*TASK OBJECTIVE:*
Copy out each line of the data that holds the word "image".

[Data items]
<<<<
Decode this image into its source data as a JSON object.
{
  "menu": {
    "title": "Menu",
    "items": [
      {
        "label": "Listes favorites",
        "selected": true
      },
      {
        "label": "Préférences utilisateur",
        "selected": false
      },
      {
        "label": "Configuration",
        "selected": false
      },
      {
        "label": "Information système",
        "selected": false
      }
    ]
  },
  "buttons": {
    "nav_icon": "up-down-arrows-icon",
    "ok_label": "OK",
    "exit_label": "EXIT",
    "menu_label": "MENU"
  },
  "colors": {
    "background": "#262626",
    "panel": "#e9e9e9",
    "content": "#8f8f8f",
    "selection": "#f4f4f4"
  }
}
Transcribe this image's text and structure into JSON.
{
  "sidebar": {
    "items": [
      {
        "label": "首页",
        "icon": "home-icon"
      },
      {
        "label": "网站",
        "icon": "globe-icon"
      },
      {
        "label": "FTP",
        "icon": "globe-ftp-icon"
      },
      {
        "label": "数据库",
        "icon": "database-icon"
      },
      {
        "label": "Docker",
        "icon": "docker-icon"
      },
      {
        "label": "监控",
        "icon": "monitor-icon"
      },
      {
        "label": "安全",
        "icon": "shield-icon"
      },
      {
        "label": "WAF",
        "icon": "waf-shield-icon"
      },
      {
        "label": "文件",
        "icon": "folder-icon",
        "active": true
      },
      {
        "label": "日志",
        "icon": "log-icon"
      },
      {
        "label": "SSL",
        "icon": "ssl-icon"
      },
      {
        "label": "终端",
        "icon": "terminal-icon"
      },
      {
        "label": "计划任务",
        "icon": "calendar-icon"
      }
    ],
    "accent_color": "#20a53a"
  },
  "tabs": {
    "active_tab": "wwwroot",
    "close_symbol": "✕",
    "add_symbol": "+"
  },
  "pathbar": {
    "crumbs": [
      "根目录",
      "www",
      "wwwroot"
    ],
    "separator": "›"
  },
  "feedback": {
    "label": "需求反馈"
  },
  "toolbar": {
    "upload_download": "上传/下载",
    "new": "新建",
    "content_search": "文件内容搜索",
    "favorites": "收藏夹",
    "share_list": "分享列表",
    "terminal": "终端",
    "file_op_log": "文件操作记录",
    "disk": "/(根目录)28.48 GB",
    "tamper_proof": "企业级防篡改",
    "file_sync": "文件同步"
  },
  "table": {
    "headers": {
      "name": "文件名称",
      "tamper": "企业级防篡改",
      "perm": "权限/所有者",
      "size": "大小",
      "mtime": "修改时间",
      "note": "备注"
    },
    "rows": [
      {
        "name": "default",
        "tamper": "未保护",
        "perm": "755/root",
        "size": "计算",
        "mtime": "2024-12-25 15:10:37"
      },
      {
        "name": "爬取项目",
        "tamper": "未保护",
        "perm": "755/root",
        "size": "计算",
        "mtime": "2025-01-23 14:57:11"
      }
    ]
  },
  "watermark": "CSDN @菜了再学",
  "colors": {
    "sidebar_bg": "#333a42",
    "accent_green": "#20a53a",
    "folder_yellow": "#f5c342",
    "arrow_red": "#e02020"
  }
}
>>>>
*EXERCISE RESULT:*
Decode this image into its source data as a JSON object.
Transcribe this image's text and structure into JSON.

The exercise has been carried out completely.